Conformal Learning 求解回归问题和多标签分类问题¶

Conformal Learning 是一种非参数统计方法，利用“样本属于某个标签时的离群程度”来进行回归和分类。本文分别使用“老忠实泉的爆发和等待时间数据”进行回归预测，使用“玻璃分类数据”进行多标签分类预测。

参考文献：A Tutorial on Conformal Prediction

回归问题

对于训练集的某一个样本 \(i\)，找到离样本 \(i\) 最近的样本。
- 若最近的样本只有一个，记为样本 \(j\)，则计算样本 \(i\) 和样本 \(j\) 的标签之间的差值的绝对值；
- 若最近的样本有多个，则先计算这多个样本的标签的中位数，再将样本 \(i\) 的标签值与该中位数做差后取绝对值。
此“绝对值”就衡量了样本 \(i\) 的离群程度。
对于一个新样本 \(n\)，同样找到离样本 \(n\) 最近的样本，用“离样本 \(n\) 最近的一个或多个样本的标签的中位数”作为新样本的标签预测值。
根据信心水平 \(level\)（例如 \(90\%\)），选定一个离群程度，使得该离群程度在所有训练样本的离群程度中的大小排名分位数是 \(1-level\)（例如 \(10\%\)，即100个数中第10大的数）。
在该预测值的基础上加减上一步选定的离群程度，就得到新样本标签值的预测区间。

分类问题

对于一个新样本，为其赋予所有可能的标签后，将其纳入训练样本中，形成一个 Bag。
对于 Bag 中的每一个样本：
1. 对于与该样本的标签相同的其他样本，计算它们与该样本的距离，从中选择最小的，作为分子。
2. 对于与该样本的标签不同的其他样本，计算它们与该样本的距离，从中选择最小的，作为分母。
3. 将前两步的分子除以分母，即可衡量“为该样本赋予该标签时的离群程度”。该值越大，说明分子越大、分母越小。
  - 分子越大，说明虽然标签相同但距离很远，可以推测这个样本很可能并不属于这个标签。
  - 分母越大，说明虽然标签不同但距离很近，可以推测这个样本很可能属于其他标签。
对于每一个可能的标签，根据信心水平 \(level\)（例如 \(90\%\)），判断：当新样本确实属于这个标签时，Bag 中有多少比例样本的离群程度比新样本的离群程度更高。如果这个比例超过了 \(1-level\)（例如 \(10\%\)），则将这个标签加入到预测标签集中。
输出预测标签集，它可能有一个或多个预测值，也可能是空集。

Problem 1：使用 Conformal Learning 求解回归问题¶

导入包¶

Python

import pandas as pd
import numpy as np
from scipy.spatial.distance import cdist

导入数据¶

Python

# 读取 faithful.dat 数据集，两列数据分别为喷发时间和等待时间
df = pd.read_csv("./P1/faithful.dat", delimiter="\s+").reset_index(drop=True)
# 选取数据集的前 100 行作为训练集
train_df = df.iloc[:100, :]

基于 nearest neighbor 计算 nonconformity score¶

Python

def get_nonconformity_scores(train_df):
    x = train_df["eruptions"].values.reshape(-1, 1)

**练习任务:**
a - 请把页面摘录中的这句话译成英文：“输出预测标签集，它可能有一个或多个预测值，也可能是空集。”
b - 从页面摘录中摘出从“对于训练集的某一个样本 \(i\)，找到离样本 \(i\)”起、到“该样本的距离，从中选择最小的，作为分子。”止的那段文字，一字不改。
c - 续写这篇讲 Conformal Learning 的页面摘录，从它停下的地方接着往下写。
这份清单与页面摘录没有关系。

**数据集条目:**
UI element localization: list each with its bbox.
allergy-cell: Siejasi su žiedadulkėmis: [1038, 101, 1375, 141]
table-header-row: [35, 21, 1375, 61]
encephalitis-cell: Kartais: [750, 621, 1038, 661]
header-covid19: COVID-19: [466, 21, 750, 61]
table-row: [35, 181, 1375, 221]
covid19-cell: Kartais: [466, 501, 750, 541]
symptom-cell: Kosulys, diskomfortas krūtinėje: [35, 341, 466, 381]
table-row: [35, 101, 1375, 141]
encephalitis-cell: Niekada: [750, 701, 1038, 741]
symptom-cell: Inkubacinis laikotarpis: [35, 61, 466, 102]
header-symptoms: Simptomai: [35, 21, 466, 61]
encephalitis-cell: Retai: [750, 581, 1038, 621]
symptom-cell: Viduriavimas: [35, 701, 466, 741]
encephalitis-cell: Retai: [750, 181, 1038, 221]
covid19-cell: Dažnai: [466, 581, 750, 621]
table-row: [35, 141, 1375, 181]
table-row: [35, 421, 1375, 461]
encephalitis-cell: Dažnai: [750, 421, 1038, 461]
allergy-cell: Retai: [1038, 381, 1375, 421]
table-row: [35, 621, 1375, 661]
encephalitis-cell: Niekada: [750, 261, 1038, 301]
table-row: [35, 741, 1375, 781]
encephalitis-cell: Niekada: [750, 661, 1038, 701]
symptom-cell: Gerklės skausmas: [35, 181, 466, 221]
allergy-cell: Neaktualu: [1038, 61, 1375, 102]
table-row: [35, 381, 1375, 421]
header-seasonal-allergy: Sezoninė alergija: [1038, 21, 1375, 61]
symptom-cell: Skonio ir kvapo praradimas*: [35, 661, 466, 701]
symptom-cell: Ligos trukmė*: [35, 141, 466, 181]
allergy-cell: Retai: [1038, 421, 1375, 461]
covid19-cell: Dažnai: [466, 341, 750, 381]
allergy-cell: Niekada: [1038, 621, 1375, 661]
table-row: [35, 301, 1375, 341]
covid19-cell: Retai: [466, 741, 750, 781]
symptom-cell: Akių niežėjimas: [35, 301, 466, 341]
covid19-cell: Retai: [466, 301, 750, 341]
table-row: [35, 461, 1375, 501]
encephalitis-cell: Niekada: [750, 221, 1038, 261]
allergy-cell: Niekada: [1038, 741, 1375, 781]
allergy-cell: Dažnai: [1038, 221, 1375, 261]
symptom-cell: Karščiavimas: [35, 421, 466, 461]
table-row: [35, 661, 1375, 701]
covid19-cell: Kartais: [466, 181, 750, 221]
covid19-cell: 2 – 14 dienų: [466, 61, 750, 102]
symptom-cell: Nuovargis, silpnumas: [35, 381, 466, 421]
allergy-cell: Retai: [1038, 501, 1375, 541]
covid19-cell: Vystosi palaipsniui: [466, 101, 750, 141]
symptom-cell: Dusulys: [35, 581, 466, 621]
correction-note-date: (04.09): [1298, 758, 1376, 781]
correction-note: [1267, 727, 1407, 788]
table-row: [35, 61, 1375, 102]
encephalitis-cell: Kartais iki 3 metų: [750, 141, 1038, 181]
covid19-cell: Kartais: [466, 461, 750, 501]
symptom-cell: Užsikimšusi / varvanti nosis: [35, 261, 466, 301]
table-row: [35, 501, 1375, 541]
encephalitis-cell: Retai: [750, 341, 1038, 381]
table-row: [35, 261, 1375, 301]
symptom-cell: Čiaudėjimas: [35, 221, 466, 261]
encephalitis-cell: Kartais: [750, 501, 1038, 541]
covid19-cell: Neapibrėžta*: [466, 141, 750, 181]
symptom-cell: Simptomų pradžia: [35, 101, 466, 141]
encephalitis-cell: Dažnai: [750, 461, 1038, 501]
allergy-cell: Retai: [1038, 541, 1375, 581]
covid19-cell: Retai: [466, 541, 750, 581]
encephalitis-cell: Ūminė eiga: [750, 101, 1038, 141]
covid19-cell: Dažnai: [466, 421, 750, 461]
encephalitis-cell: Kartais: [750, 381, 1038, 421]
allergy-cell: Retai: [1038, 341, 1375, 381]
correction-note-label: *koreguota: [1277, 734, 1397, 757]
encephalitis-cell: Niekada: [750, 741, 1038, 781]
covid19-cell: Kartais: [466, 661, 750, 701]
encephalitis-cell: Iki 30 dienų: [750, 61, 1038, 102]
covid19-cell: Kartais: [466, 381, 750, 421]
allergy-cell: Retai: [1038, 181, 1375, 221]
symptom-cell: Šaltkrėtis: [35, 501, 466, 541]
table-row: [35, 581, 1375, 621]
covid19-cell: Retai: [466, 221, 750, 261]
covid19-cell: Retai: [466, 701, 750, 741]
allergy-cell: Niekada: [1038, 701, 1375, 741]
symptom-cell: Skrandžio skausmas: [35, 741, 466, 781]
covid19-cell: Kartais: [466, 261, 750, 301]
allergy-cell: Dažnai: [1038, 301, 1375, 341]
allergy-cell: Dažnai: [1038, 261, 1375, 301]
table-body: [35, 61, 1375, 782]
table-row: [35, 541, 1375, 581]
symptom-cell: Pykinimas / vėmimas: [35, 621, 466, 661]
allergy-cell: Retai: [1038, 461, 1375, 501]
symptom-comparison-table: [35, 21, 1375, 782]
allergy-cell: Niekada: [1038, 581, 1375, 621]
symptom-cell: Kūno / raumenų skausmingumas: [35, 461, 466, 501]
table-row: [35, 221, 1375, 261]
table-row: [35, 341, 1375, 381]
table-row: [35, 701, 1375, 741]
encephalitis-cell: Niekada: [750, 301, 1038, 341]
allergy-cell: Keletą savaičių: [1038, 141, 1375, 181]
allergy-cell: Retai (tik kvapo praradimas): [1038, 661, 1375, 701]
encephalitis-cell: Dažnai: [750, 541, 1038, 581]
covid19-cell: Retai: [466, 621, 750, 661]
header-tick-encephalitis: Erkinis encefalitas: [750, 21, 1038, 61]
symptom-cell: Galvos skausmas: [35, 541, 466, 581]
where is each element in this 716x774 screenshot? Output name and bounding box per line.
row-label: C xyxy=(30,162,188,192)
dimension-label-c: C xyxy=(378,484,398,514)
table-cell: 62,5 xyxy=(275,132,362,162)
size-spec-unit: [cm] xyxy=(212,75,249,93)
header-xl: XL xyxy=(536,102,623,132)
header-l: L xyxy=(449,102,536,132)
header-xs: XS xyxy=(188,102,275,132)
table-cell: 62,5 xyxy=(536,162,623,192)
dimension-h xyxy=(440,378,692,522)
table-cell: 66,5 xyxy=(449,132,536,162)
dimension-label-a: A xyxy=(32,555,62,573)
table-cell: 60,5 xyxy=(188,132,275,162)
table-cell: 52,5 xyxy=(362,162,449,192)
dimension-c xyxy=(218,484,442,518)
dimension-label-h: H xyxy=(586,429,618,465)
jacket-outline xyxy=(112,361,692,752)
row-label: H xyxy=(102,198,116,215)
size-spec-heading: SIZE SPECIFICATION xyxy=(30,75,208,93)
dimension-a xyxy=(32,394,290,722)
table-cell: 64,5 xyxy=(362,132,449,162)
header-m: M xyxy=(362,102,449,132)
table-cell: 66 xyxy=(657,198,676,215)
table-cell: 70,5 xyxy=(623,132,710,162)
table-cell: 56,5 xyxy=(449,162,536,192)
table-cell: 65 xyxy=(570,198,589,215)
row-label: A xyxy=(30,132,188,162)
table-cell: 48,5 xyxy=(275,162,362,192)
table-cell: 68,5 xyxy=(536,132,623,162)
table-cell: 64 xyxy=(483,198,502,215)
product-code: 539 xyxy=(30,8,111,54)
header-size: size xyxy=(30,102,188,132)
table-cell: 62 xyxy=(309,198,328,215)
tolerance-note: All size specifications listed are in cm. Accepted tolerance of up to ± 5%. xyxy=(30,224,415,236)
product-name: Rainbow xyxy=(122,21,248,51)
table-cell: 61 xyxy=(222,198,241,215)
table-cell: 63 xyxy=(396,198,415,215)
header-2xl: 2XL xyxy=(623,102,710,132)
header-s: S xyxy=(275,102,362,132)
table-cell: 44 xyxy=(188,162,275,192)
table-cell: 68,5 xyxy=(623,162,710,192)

**练习答案:**
a - Output the predicted label set; it may contain one or more predicted values, or it may be an empty set.

b -
对于训练集的某一个样本 \(i\)，找到离样本 \(i\) 最近的样本。
- 若最近的样本只有一个，记为样本 \(j\)，则计算样本 \(i\) 和样本 \(j\) 的标签之间的差值的绝对值；
- 若最近的样本有多个，则先计算这多个样本的标签的中位数，再将样本 \(i\) 的标签值与该中位数做差后取绝对值。
此“绝对值”就衡量了样本 \(i\) 的离群程度。
对于一个新样本 \(n\)，同样找到离样本 \(n\) 最近的样本，用“离样本 \(n\) 最近的一个或多个样本的标签的中位数”作为新样本的标签预测值。
根据信心水平 \(level\)（例如 \(90\%\)），选定一个离群程度，使得该离群程度在所有训练样本的离群程度中的大小排名分位数是 \(1-level\)（例如 \(10\%\)，即100个数中第10大的数）。
在该预测值的基础上加减上一步选定的离群程度，就得到新样本标签值的预测区间。

分类问题

对于一个新样本，为其赋予所有可能的标签后，将其纳入训练样本中，形成一个 Bag。
对于 Bag 中的每一个样本：
1. 对于与该样本的标签相同的其他样本，计算它们与该样本的距离，从中选择最小的，作为分子。

c -
    y = train_df["waiting"].values.reshape(-1, 1)
    # 计算 x 之间的距离矩阵
    distance = cdist(x, x, "euclidean")
    # 将对角线元素设为无穷大
    np.fill_diagonal(distance, np.inf)
    # 找到每一行的最小值
    min_distance = np.min(distance, axis=1)
    # 找到每一行的最小值的索引
    min_index_row, min_index_column = np.where(distance == min_distance[:, None])
    min_dict = {
        key: [val for i, val in enumerate(min_index_column) if min_index_row[i] == key]
        for key in set(min_index_row)
    }
    # 计算离每个样本最近的样本的 y 的中位数，做差后计算绝对值，作为 nonconformity score
    nonconformity_scores = []
    for i in range(train_df.shape[0]):
        nonconformity_scores.append(abs(y[i] - np.median(y[min_dict[i]]))[0])
    return nonconformity_scores

计算每个新样本的 prediction interval¶

Python

def get_prediction_interval(train_df, new_x, level):
    # 计算训练样本的 nonconformity score
    nonconformity_scores = get_nonconformity_scores(train_df)
    # 计算新样本的与训练样本的距离的最小值
    min_distance = np.min(
        abs(train_df["eruptions"].values.reshape(-1, 1) - new_x), axis=0
    )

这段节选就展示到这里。